**PROBLEM:** Transcribe the data that follows precisely, omitting nothing.

┌─ EXERCISE MATERIALS

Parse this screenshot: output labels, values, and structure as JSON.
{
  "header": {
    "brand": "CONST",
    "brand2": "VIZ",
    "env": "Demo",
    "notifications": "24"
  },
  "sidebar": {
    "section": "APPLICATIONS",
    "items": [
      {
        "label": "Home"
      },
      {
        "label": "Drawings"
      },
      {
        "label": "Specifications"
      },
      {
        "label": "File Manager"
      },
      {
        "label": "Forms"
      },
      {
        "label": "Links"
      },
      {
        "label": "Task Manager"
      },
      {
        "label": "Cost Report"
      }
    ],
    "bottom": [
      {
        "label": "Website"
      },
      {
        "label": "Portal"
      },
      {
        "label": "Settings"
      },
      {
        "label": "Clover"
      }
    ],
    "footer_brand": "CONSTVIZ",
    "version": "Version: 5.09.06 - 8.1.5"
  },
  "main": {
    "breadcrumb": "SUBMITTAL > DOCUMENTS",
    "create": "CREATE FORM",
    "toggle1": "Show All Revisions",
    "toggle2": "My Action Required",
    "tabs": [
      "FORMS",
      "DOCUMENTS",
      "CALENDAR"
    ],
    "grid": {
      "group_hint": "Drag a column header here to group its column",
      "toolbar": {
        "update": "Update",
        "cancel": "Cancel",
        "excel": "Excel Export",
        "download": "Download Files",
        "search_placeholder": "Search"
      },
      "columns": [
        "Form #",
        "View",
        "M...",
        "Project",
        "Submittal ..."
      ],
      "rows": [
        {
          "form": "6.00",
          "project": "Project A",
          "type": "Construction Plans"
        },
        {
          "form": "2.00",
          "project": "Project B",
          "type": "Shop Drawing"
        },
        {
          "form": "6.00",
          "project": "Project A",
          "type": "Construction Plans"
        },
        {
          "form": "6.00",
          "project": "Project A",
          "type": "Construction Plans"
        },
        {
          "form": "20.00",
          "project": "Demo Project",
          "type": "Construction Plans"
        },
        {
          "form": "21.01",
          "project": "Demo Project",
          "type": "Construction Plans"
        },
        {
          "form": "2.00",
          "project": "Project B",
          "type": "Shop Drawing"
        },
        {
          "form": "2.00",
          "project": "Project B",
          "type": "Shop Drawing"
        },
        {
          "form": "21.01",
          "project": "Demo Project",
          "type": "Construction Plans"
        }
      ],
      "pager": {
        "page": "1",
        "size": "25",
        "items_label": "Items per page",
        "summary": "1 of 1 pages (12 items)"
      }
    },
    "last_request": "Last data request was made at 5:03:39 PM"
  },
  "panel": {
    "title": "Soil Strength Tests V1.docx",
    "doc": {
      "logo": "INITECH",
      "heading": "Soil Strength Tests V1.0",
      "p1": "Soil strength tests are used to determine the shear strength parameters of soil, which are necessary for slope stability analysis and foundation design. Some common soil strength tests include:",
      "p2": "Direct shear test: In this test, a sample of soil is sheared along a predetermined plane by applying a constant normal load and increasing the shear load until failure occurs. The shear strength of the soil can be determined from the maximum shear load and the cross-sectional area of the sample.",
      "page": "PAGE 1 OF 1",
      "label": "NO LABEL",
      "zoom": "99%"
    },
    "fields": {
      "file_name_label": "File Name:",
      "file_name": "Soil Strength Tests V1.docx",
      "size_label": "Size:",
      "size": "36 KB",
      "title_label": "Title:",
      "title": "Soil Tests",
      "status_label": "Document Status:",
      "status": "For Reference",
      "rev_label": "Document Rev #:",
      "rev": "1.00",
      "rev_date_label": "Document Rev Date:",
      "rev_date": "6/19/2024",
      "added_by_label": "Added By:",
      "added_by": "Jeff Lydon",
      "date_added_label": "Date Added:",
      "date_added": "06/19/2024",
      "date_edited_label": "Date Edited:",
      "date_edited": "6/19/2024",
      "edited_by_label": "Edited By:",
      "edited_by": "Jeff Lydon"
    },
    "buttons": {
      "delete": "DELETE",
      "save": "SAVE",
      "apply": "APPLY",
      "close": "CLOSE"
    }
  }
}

└─

**THE SOLUTION:**
Parse this screenshot: output labels, values, and structure as JSON.
{
  "header": {
    "brand": "CONST",
    "brand2": "VIZ",
    "env": "Demo",
    "notifications": "24"
  },
  "sidebar": {
    "section": "APPLICATIONS",
    "items": [
      {
        "label": "Home"
      },
      {
        "label": "Drawings"
      },
      {
        "label": "Specifications"
      },
      {
        "label": "File Manager"
      },
      {
        "label": "Forms"
      },
      {
        "label": "Links"
      },
      {
        "label": "Task Manager"
      },
      {
        "label": "Cost Report"
      }
    ],
    "bottom": [
      {
        "label": "Website"
      },
      {
        "label": "Portal"
      },
      {
        "label": "Settings"
      },
      {
        "label": "Clover"
      }
    ],
    "footer_brand": "CONSTVIZ",
    "version": "Version: 5.09.06 - 8.1.5"
  },
  "main": {
    "breadcrumb": "SUBMITTAL > DOCUMENTS",
    "create": "CREATE FORM",
    "toggle1": "Show All Revisions",
    "toggle2": "My Action Required",
    "tabs": [
      "FORMS",
      "DOCUMENTS",
      "CALENDAR"
    ],
    "grid": {
      "group_hint": "Drag a column header here to group its column",
      "toolbar": {
        "update": "Update",
        "cancel": "Cancel",
        "excel": "Excel Export",
        "download": "Download Files",
        "search_placeholder": "Search"
      },
      "columns": [
        "Form #",
        "View",
        "M...",
        "Project",
        "Submittal ..."
      ],
      "rows": [
        {
          "form": "6.00",
          "project": "Project A",
          "type": "Construction Plans"
        },
        {
          "form": "2.00",
          "project": "Project B",
          "type": "Shop Drawing"
        },
        {
          "form": "6.00",
          "project": "Project A",
          "type": "Construction Plans"
        },
        {
          "form": "6.00",
          "project": "Project A",
          "type": "Construction Plans"
        },
        {
          "form": "20.00",
          "project": "Demo Project",
          "type": "Construction Plans"
        },
        {
          "form": "21.01",
          "project": "Demo Project",
          "type": "Construction Plans"
        },
        {
          "form": "2.00",
          "project": "Project B",
          "type": "Shop Drawing"
        },
        {
          "form": "2.00",
          "project": "Project B",
          "type": "Shop Drawing"
        },
        {
          "form": "21.01",
          "project": "Demo Project",
          "type": "Construction Plans"
        }
      ],
      "pager": {
        "page": "1",
        "size": "25",
        "items_label": "Items per page",
        "summary": "1 of 1 pages (12 items)"
      }
    },
    "last_request": "Last data request was made at 5:03:39 PM"
  },
  "panel": {
    "title": "Soil Strength Tests V1.docx",
    "doc": {
      "logo": "INITECH",
      "heading": "Soil Strength Tests V1.0",
      "p1": "Soil strength tests are used to determine the shear strength parameters of soil, which are necessary for slope stability analysis and foundation design. Some common soil strength tests include:",
      "p2": "Direct shear test: In this test, a sample of soil is sheared along a predetermined plane by applying a constant normal load and increasing the shear load until failure occurs. The shear strength of the soil can be determined from the maximum shear load and the cross-sectional area of the sample.",
      "page": "PAGE 1 OF 1",
      "label": "NO LABEL",
      "zoom": "99%"
    },
    "fields": {
      "file_name_label": "File Name:",
      "file_name": "Soil Strength Tests V1.docx",
      "size_label": "Size:",
      "size": "36 KB",
      "title_label": "Title:",
      "title": "Soil Tests",
      "status_label": "Document Status:",
      "status": "For Reference",
      "rev_label": "Document Rev #:",
      "rev": "1.00",
      "rev_date_label": "Document Rev Date:",
      "rev_date": "6/19/2024",
      "added_by_label": "Added By:",
      "added_by": "Jeff Lydon",
      "date_added_label": "Date Added:",
      "date_added": "06/19/2024",
      "date_edited_label": "Date Edited:",
      "date_edited": "6/19/2024",
      "edited_by_label": "Edited By:",
      "edited_by": "Jeff Lydon"
    },
    "buttons": {
      "delete": "DELETE",
      "save": "SAVE",
      "apply": "APPLY",
      "close": "CLOSE"
    }
  }
}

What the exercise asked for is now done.